*BRIEF*: Pick out every line with the word "Discount" and copy it.

*Raw records*:
....

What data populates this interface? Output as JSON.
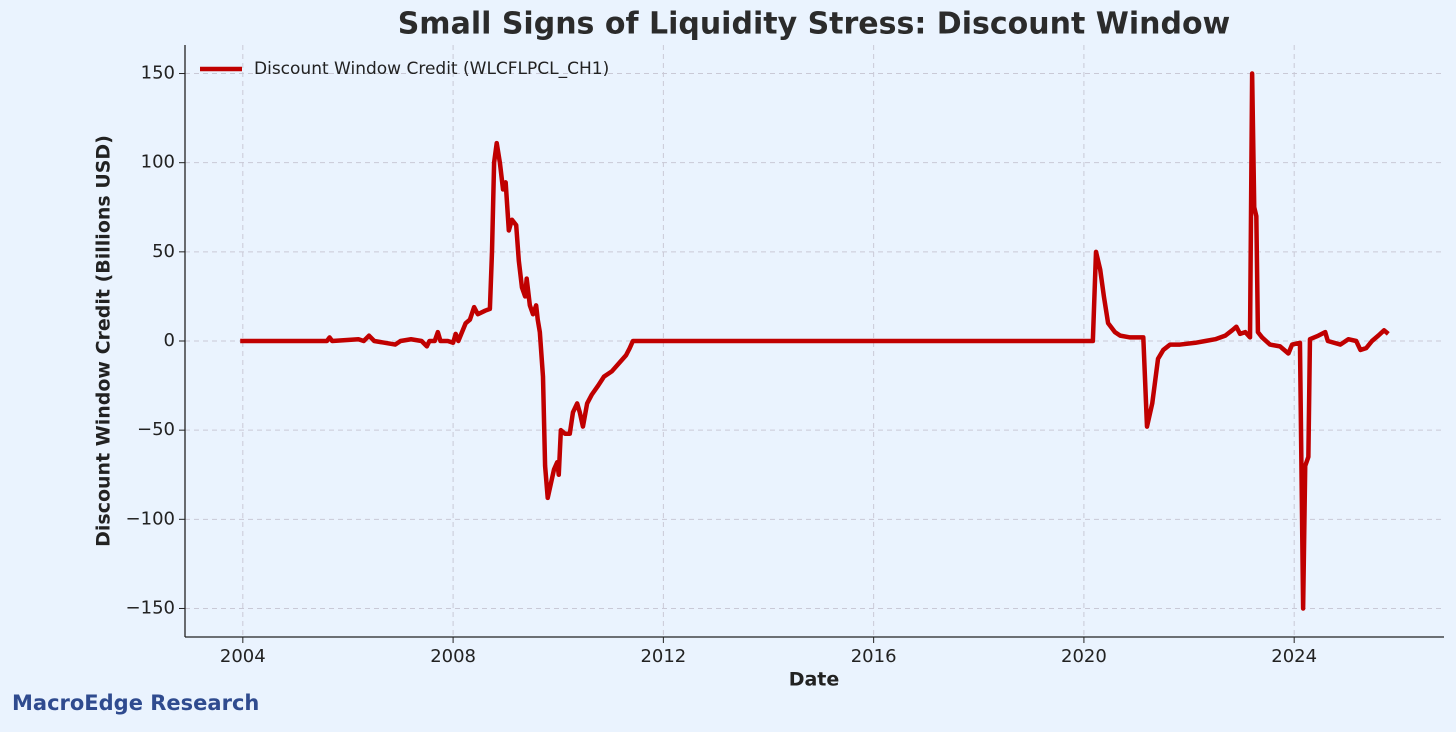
{
  "chart_data": {
    "type": "line",
    "title": "Small Signs of Liquidity Stress: Discount Window",
    "x_label": "Date",
    "y_label": "Discount Window Credit (Billions USD)",
    "watermark": "MacroEdge Research",
    "legend": "upper left",
    "grid": true,
    "xlim": [
      2002.9,
      2026.85
    ],
    "ylim": [
      -166,
      166
    ],
    "xticks": [
      2004,
      2008,
      2012,
      2016,
      2020,
      2024
    ],
    "yticks": [
      {
        "value": -150,
        "label": "−150"
      },
      {
        "value": -100,
        "label": "−100"
      },
      {
        "value": -50,
        "label": "−50"
      },
      0,
      50,
      100,
      150
    ],
    "x": [
      2003.95,
      2005.0,
      2005.6,
      2005.65,
      2005.7,
      2006.2,
      2006.3,
      2006.4,
      2006.5,
      2006.9,
      2007.0,
      2007.2,
      2007.4,
      2007.5,
      2007.55,
      2007.65,
      2007.71,
      2007.76,
      2007.9,
      2008.0,
      2008.05,
      2008.1,
      2008.24,
      2008.32,
      2008.4,
      2008.47,
      2008.61,
      2008.7,
      2008.74,
      2008.78,
      2008.83,
      2008.89,
      2008.95,
      2009.0,
      2009.06,
      2009.12,
      2009.2,
      2009.25,
      2009.31,
      2009.37,
      2009.4,
      2009.46,
      2009.52,
      2009.58,
      2009.61,
      2009.65,
      2009.71,
      2009.75,
      2009.8,
      2009.86,
      2009.92,
      2009.98,
      2010.01,
      2010.05,
      2010.13,
      2010.22,
      2010.28,
      2010.36,
      2010.41,
      2010.47,
      2010.55,
      2010.64,
      2010.76,
      2010.87,
      2011.02,
      2011.17,
      2011.29,
      2011.36,
      2011.42,
      2020.17,
      2020.23,
      2020.31,
      2020.38,
      2020.46,
      2020.59,
      2020.69,
      2020.88,
      2021.13,
      2021.2,
      2021.3,
      2021.41,
      2021.51,
      2021.64,
      2021.83,
      2022.12,
      2022.31,
      2022.5,
      2022.69,
      2022.82,
      2022.9,
      2022.97,
      2023.07,
      2023.16,
      2023.2,
      2023.24,
      2023.28,
      2023.31,
      2023.39,
      2023.54,
      2023.73,
      2023.89,
      2023.96,
      2024.11,
      2024.17,
      2024.21,
      2024.27,
      2024.3,
      2024.46,
      2024.59,
      2024.64,
      2024.88,
      2025.03,
      2025.18,
      2025.26,
      2025.37,
      2025.48,
      2025.6,
      2025.71,
      2025.79
    ],
    "series": [
      {
        "name": "Discount Window Credit (WLCFLPCL_CH1)",
        "color": "#c00000",
        "values": [
          0,
          0,
          0,
          2,
          0,
          1,
          0,
          3,
          0,
          -2,
          0,
          1,
          0,
          -3,
          0,
          0,
          5,
          0,
          0,
          -1,
          4,
          0,
          10,
          12,
          19,
          15,
          17,
          18,
          50,
          100,
          111,
          100,
          85,
          89,
          62,
          68,
          65,
          45,
          30,
          25,
          35,
          20,
          15,
          20,
          12,
          5,
          -20,
          -70,
          -88,
          -80,
          -72,
          -68,
          -75,
          -50,
          -52,
          -52,
          -40,
          -35,
          -40,
          -48,
          -35,
          -30,
          -25,
          -20,
          -17,
          -12,
          -8,
          -4,
          0,
          0,
          50,
          40,
          25,
          10,
          5,
          3,
          2,
          2,
          -48,
          -35,
          -10,
          -5,
          -2,
          -2,
          -1,
          0,
          1,
          3,
          6,
          8,
          4,
          5,
          2,
          150,
          75,
          70,
          5,
          2,
          -2,
          -3,
          -7,
          -2,
          -1,
          -150,
          -70,
          -65,
          1,
          3,
          5,
          0,
          -2,
          1,
          0,
          -5,
          -4,
          0,
          3,
          6,
          4
        ]
      }
    ]
  }
}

....

*THE SOLUTION*:
    "title": "Small Signs of Liquidity Stress: Discount Window",
    "y_label": "Discount Window Credit (Billions USD)",
        "name": "Discount Window Credit (WLCFLPCL_CH1)",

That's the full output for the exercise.